GIVEN INSTRUCTION:
Retype the records below word for word and omit any image.

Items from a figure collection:
--

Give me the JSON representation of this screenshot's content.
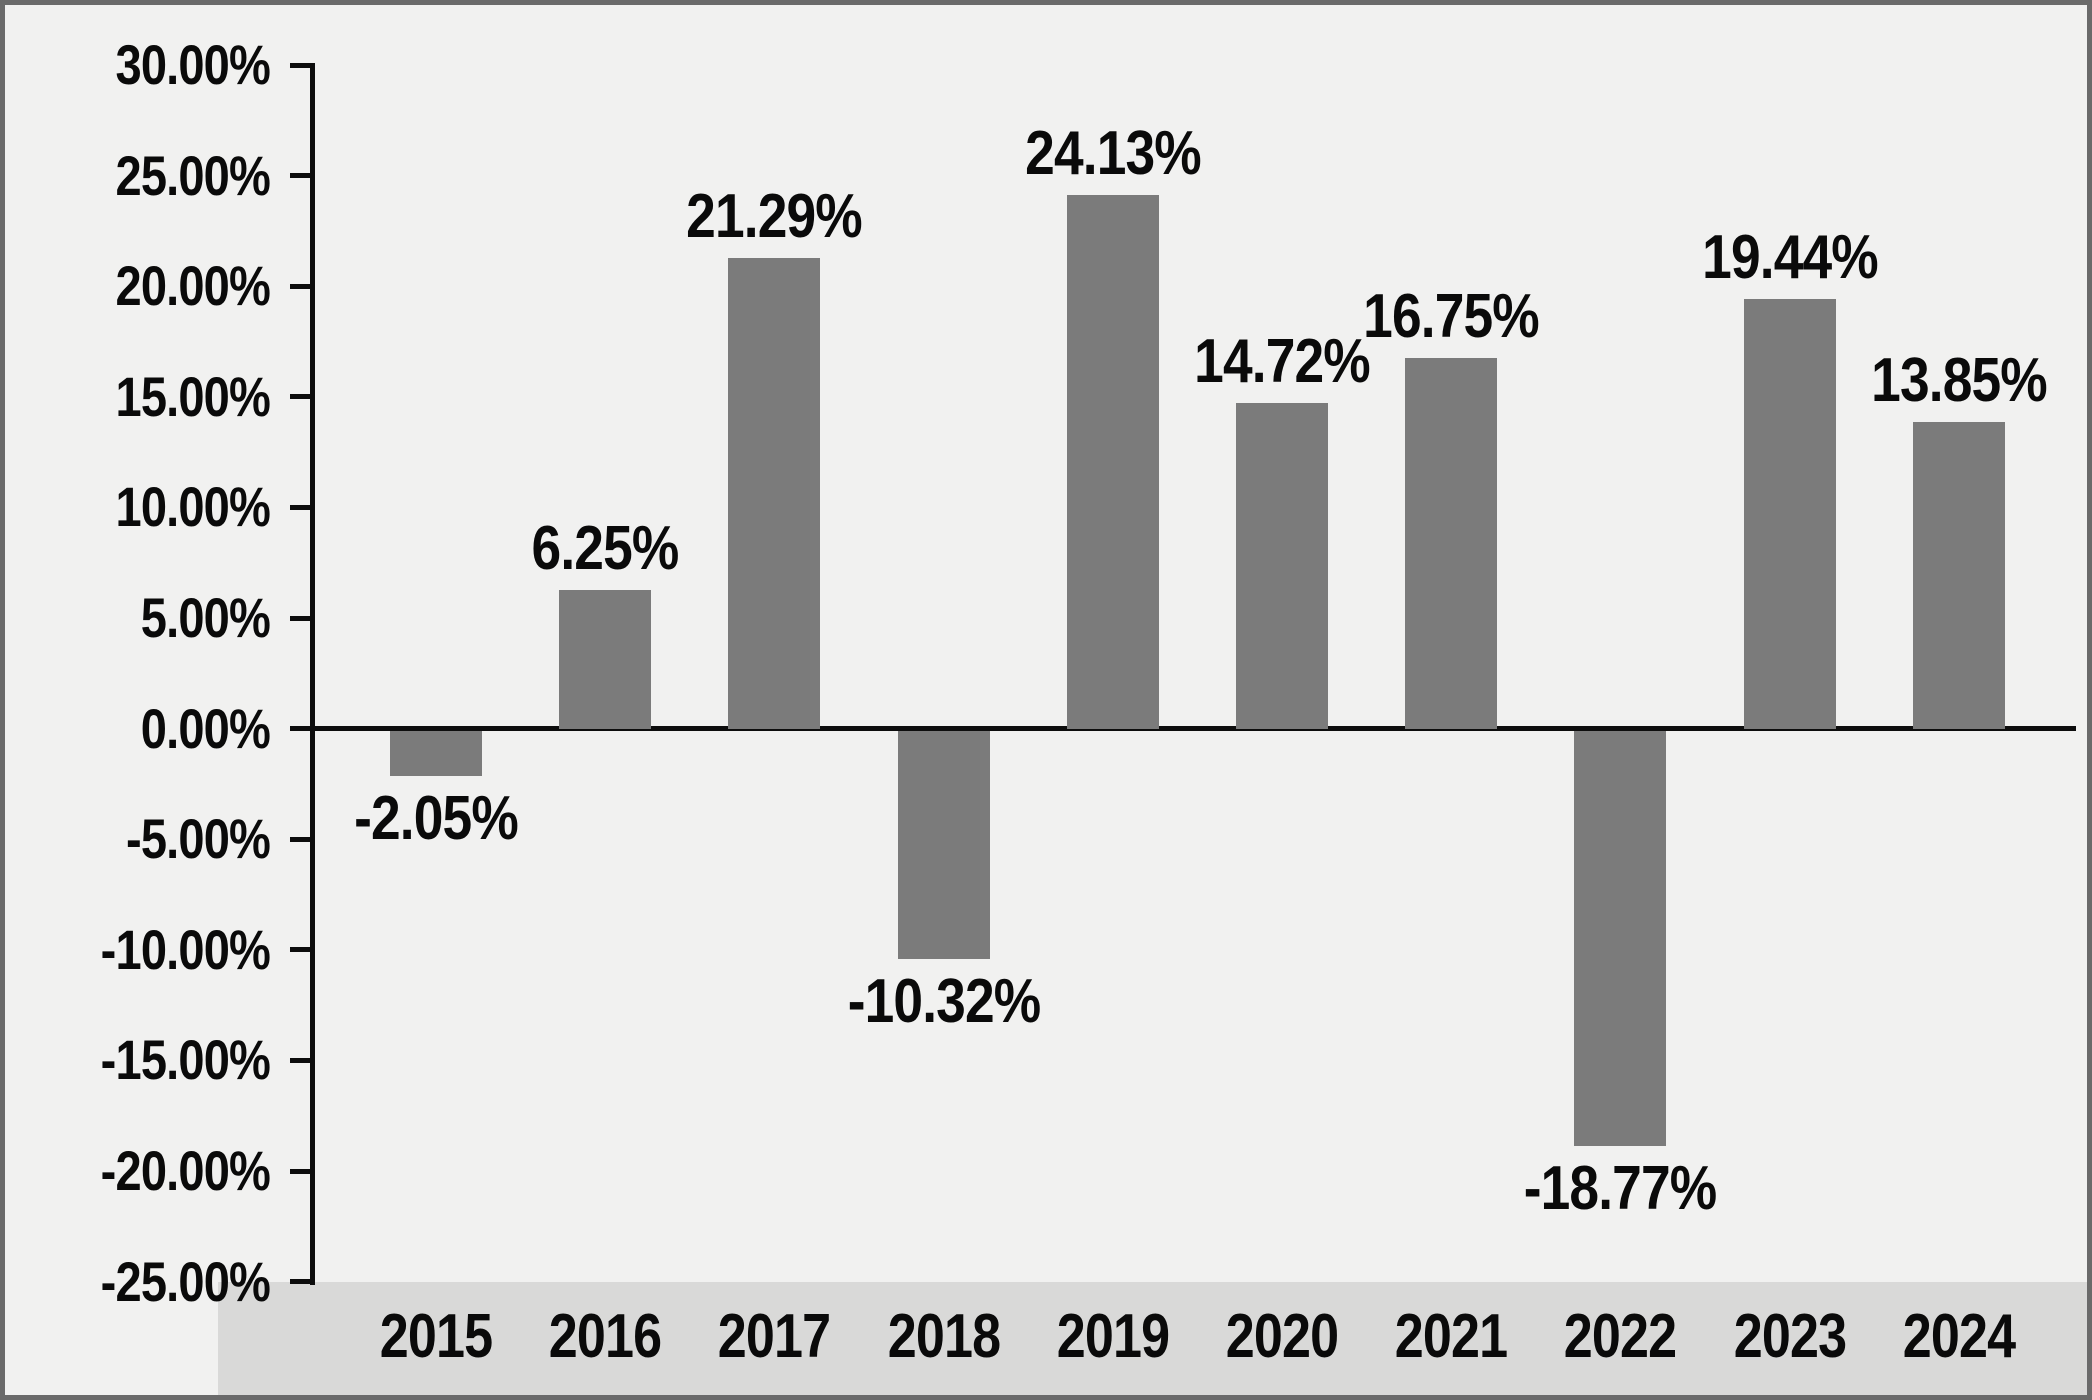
{
  "chart_data": {
    "type": "bar",
    "title": "",
    "xlabel": "",
    "ylabel": "",
    "categories": [
      "2015",
      "2016",
      "2017",
      "2018",
      "2019",
      "2020",
      "2021",
      "2022",
      "2023",
      "2024"
    ],
    "values": [
      -2.05,
      6.25,
      21.29,
      -10.32,
      24.13,
      14.72,
      16.75,
      -18.77,
      19.44,
      13.85
    ],
    "value_labels": [
      "-2.05%",
      "6.25%",
      "21.29%",
      "-10.32%",
      "24.13%",
      "14.72%",
      "16.75%",
      "-18.77%",
      "19.44%",
      "13.85%"
    ],
    "y_tick_labels": [
      "30.00%",
      "25.00%",
      "20.00%",
      "15.00%",
      "10.00%",
      "5.00%",
      "0.00%",
      "-5.00%",
      "-10.00%",
      "-15.00%",
      "-20.00%",
      "-25.00%"
    ],
    "y_tick_values": [
      30,
      25,
      20,
      15,
      10,
      5,
      0,
      -5,
      -10,
      -15,
      -20,
      -25
    ],
    "ylim": [
      -25,
      30
    ],
    "grid": "off",
    "legend": "none",
    "bar_color": "#7b7b7b",
    "background_color": "#f1f1f0",
    "category_band_color": "#d9d9d8",
    "axis_color": "#0d0d0d",
    "text_color": "#0a0a0a",
    "border_color": "#6a6a6a"
  }
}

--

RESULT OF THIS TASK:
Give me the JSON representation of this screenshot's content.
{
  "chart_data": {
    "type": "bar",
    "title": "",
    "xlabel": "",
    "ylabel": "",
    "categories": [
      "2015",
      "2016",
      "2017",
      "2018",
      "2019",
      "2020",
      "2021",
      "2022",
      "2023",
      "2024"
    ],
    "values": [
      -2.05,
      6.25,
      21.29,
      -10.32,
      24.13,
      14.72,
      16.75,
      -18.77,
      19.44,
      13.85
    ],
    "value_labels": [
      "-2.05%",
      "6.25%",
      "21.29%",
      "-10.32%",
      "24.13%",
      "14.72%",
      "16.75%",
      "-18.77%",
      "19.44%",
      "13.85%"
    ],
    "y_tick_labels": [
      "30.00%",
      "25.00%",
      "20.00%",
      "15.00%",
      "10.00%",
      "5.00%",
      "0.00%",
      "-5.00%",
      "-10.00%",
      "-15.00%",
      "-20.00%",
      "-25.00%"
    ],
    "y_tick_values": [
      30,
      25,
      20,
      15,
      10,
      5,
      0,
      -5,
      -10,
      -15,
      -20,
      -25
    ],
    "ylim": [
      -25,
      30
    ],
    "grid": "off",
    "legend": "none",
    "bar_color": "#7b7b7b",
    "background_color": "#f1f1f0",
    "category_band_color": "#d9d9d8",
    "axis_color": "#0d0d0d",
    "text_color": "#0a0a0a",
    "border_color": "#6a6a6a"
  }
}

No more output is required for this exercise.